How many lines hold the string "image"? Give only the number.

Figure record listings
□ □ □ □ □

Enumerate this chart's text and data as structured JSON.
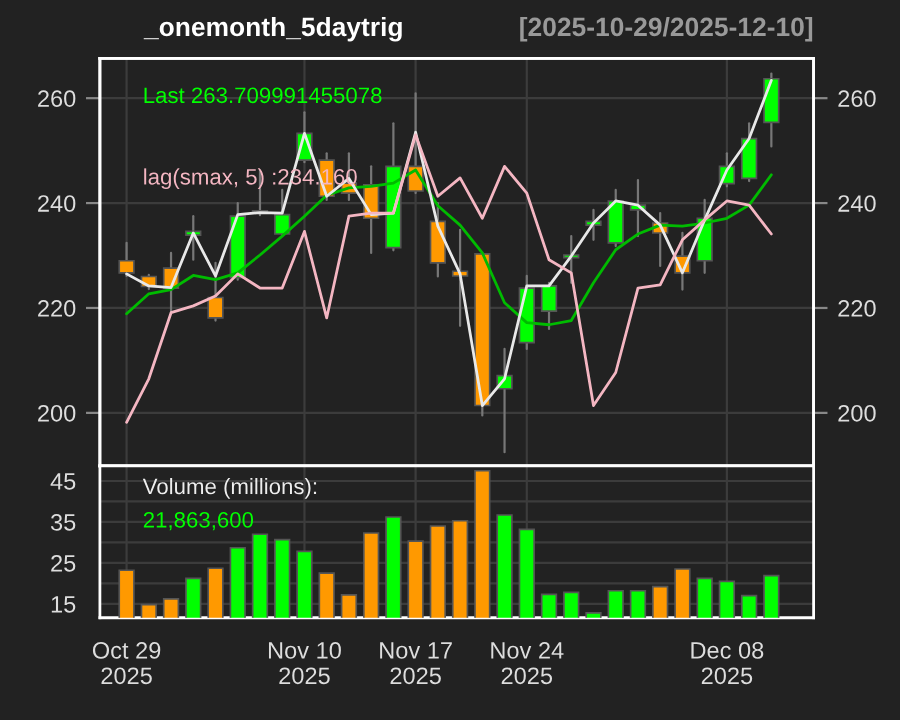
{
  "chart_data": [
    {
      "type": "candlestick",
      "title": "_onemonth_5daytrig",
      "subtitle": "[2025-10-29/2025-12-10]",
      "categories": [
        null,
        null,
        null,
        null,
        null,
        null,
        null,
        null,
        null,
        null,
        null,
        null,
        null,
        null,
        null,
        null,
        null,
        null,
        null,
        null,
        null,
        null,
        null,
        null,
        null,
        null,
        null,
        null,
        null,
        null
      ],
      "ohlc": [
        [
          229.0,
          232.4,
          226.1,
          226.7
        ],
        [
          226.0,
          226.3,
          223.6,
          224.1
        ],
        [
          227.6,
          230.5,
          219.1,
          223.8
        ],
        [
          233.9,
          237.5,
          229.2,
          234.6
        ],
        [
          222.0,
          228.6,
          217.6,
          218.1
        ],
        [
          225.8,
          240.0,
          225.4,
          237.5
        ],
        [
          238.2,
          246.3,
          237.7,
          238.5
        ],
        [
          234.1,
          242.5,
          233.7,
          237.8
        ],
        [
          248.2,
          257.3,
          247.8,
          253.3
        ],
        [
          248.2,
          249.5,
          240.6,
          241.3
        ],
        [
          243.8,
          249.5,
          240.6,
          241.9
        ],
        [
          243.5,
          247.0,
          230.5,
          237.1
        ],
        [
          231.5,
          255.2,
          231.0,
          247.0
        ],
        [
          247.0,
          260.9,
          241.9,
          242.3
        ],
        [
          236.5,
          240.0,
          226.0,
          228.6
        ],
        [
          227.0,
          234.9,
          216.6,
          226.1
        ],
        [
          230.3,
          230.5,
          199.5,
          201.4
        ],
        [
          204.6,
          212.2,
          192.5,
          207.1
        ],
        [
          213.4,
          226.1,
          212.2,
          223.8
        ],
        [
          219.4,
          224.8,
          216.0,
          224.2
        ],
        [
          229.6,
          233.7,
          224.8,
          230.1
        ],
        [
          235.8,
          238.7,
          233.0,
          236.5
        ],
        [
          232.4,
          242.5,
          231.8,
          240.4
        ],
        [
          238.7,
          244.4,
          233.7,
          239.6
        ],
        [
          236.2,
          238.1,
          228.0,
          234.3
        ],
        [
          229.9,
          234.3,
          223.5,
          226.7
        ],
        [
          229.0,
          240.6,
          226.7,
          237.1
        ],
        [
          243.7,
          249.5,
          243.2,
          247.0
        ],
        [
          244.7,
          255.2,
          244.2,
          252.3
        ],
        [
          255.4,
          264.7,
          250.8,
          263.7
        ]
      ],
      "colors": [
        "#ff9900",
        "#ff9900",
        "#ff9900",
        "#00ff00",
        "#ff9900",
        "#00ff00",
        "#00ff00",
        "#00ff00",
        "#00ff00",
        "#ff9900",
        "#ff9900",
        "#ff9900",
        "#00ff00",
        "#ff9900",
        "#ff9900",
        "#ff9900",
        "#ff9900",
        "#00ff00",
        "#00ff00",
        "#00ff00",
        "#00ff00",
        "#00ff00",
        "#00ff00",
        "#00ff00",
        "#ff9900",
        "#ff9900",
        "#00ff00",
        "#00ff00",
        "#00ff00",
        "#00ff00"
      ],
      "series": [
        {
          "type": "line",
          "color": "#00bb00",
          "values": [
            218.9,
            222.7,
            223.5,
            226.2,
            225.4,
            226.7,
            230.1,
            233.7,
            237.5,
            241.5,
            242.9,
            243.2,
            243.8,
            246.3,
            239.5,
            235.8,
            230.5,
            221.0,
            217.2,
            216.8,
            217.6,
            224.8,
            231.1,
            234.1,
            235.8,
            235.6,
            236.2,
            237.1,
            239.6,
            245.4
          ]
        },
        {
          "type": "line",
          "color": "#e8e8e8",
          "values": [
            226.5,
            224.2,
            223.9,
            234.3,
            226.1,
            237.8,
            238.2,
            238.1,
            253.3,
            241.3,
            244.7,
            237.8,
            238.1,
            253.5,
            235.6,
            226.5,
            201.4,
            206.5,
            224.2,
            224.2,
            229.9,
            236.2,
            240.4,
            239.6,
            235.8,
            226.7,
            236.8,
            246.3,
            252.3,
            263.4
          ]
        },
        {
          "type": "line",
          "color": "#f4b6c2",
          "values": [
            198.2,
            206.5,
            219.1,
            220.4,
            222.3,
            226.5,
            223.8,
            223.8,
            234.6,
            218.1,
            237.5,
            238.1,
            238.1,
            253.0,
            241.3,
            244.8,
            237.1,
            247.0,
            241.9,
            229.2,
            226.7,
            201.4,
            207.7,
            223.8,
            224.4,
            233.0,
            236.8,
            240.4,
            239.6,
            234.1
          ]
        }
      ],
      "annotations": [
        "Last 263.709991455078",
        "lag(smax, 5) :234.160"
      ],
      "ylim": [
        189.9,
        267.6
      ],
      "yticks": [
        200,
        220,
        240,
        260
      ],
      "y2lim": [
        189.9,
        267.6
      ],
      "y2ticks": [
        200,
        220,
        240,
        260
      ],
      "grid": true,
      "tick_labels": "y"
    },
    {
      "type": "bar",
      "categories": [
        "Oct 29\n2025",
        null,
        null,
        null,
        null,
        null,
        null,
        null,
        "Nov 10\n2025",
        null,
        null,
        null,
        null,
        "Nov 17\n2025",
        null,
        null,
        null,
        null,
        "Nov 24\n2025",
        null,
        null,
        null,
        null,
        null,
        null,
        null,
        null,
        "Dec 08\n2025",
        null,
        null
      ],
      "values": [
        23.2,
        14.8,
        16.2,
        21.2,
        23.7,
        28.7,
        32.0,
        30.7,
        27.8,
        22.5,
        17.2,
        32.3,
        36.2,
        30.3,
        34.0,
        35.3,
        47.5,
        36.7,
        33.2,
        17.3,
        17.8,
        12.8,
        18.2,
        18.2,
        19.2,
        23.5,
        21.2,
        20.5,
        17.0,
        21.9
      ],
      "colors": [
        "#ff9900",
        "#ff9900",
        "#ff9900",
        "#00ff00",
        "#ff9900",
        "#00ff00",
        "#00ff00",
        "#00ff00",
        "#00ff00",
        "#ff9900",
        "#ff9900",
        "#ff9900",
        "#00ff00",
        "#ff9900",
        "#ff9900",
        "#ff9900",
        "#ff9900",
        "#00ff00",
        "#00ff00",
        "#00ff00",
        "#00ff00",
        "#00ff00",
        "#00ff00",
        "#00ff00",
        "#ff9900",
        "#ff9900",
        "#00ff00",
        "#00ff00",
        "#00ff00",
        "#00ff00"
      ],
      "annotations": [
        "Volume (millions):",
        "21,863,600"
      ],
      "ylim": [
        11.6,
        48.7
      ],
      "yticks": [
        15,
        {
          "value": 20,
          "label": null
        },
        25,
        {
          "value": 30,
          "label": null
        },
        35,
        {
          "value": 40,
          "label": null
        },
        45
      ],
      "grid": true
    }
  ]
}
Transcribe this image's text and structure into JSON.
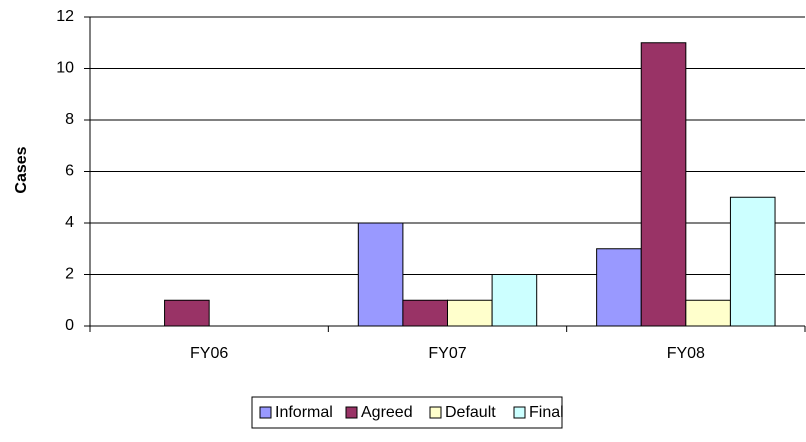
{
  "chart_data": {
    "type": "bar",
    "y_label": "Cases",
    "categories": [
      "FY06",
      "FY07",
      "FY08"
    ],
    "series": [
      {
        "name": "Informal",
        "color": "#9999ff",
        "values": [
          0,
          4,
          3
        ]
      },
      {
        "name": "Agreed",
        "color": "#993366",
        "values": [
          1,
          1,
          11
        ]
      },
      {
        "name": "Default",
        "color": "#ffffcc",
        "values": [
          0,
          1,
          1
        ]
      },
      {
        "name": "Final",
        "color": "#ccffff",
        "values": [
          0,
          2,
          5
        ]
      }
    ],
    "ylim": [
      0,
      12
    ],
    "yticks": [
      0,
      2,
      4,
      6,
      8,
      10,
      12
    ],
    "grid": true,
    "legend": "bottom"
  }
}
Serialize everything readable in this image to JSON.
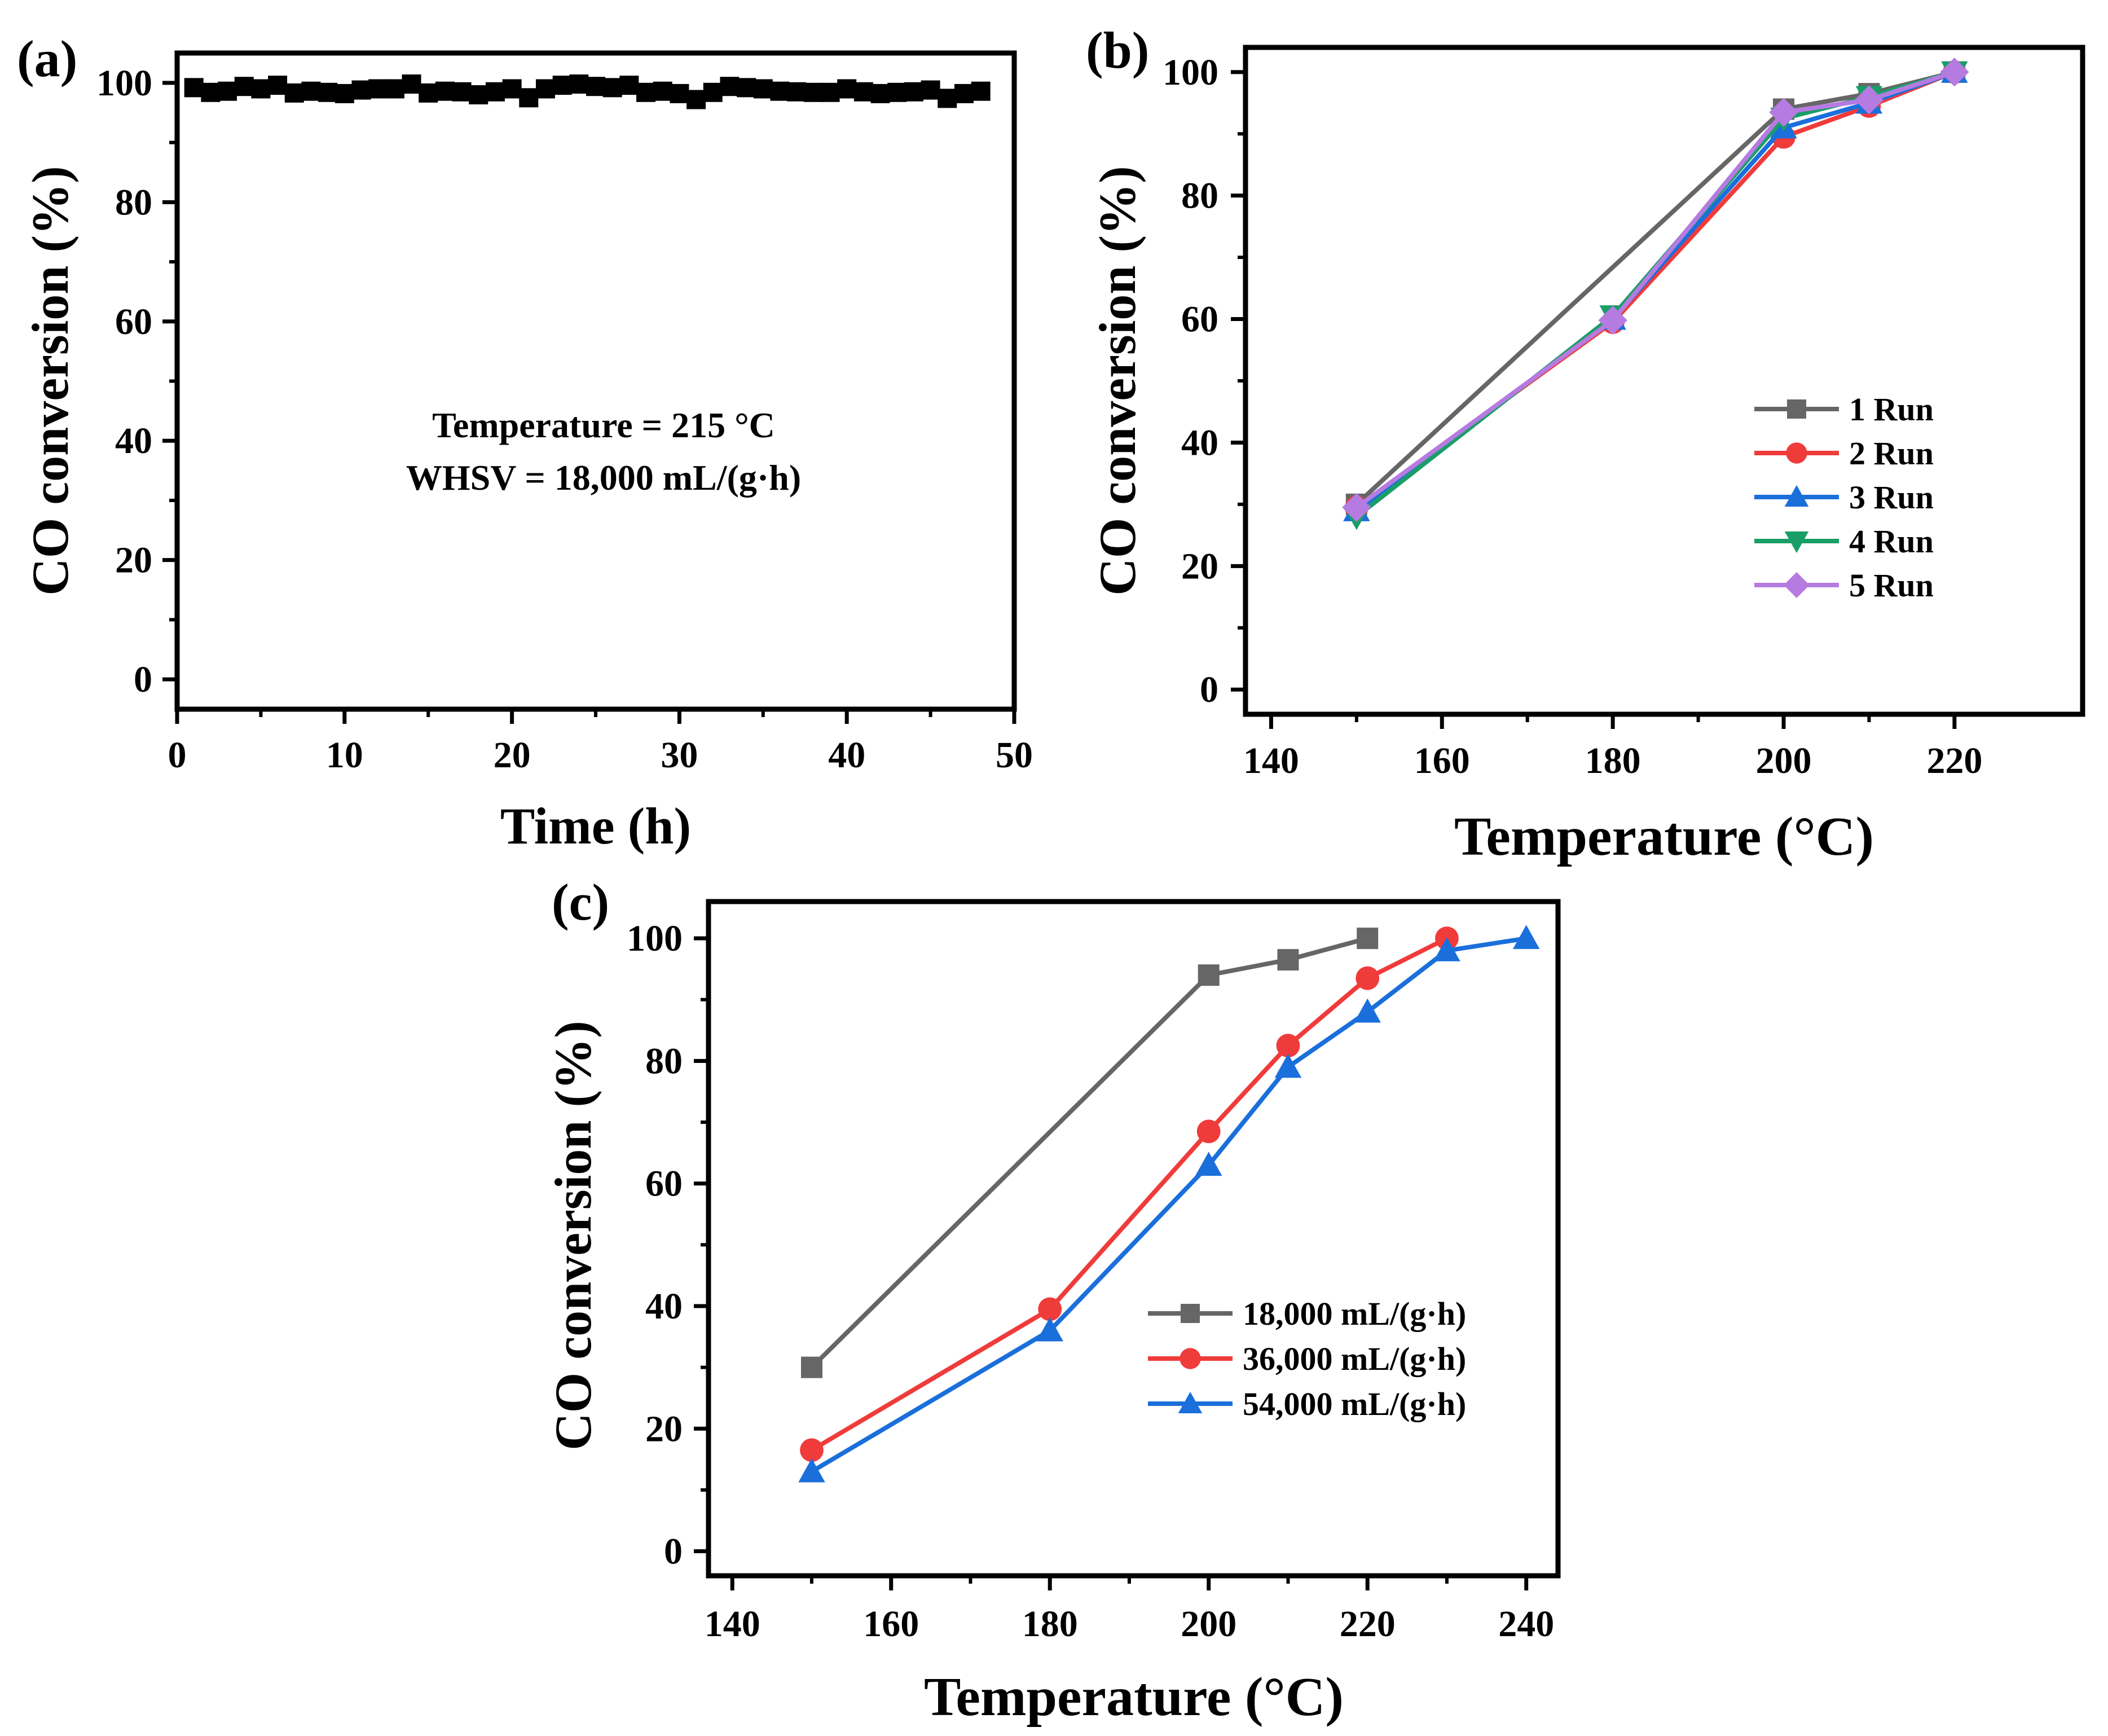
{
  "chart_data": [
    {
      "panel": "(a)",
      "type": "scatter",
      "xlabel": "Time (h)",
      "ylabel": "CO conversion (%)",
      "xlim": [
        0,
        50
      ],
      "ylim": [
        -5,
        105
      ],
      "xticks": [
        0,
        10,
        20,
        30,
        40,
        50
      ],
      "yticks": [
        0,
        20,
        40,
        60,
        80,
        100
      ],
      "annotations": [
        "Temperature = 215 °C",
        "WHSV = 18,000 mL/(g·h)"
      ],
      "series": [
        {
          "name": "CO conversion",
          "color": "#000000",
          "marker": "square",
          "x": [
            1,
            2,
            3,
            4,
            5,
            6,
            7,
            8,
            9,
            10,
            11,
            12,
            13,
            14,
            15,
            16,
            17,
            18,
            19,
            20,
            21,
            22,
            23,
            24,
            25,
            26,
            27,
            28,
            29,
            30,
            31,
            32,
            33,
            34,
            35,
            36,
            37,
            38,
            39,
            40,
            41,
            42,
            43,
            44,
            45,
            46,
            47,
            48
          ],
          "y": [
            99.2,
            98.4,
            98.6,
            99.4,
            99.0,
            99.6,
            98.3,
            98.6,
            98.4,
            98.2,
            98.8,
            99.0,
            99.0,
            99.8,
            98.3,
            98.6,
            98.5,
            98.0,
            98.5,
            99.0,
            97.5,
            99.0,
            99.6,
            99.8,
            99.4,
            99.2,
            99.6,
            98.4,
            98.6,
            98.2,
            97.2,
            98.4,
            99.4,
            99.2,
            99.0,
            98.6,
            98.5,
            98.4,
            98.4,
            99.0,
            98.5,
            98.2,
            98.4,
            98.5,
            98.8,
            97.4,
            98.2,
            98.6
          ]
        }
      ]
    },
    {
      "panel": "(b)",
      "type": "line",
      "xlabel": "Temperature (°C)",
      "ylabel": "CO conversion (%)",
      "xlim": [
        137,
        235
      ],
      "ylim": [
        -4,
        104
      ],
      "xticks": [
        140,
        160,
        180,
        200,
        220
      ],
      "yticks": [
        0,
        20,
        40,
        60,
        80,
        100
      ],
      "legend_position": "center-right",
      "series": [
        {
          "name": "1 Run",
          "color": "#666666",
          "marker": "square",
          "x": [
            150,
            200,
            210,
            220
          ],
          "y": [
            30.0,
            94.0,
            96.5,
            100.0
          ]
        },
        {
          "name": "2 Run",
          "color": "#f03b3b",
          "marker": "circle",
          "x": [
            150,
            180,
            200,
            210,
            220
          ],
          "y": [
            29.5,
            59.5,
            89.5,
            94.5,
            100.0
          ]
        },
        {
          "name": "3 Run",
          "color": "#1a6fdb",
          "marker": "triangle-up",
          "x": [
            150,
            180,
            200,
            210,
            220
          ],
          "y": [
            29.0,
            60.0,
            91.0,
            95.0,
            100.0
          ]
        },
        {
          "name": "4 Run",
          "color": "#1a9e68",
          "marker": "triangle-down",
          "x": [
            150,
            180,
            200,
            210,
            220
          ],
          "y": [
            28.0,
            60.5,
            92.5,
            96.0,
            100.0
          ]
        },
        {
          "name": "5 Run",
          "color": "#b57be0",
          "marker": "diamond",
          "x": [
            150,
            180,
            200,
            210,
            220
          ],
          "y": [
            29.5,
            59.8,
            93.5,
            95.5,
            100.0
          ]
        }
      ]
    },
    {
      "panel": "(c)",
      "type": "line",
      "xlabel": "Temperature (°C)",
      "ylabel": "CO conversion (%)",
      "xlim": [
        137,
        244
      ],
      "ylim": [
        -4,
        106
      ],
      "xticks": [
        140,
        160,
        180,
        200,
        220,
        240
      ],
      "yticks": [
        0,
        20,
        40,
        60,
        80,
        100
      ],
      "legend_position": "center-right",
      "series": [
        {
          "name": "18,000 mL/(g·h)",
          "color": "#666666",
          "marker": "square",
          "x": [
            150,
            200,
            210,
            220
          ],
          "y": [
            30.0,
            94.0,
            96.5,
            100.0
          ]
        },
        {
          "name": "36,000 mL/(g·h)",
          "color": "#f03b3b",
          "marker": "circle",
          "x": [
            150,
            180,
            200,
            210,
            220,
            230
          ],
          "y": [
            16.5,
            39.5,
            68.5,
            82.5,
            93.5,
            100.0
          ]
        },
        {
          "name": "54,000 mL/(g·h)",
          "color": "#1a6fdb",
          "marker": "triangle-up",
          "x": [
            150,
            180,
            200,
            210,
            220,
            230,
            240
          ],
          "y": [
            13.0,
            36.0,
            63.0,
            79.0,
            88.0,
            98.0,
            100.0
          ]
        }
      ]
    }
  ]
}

□ □ □ □ □

# [EXERCISE RESPONSE]
2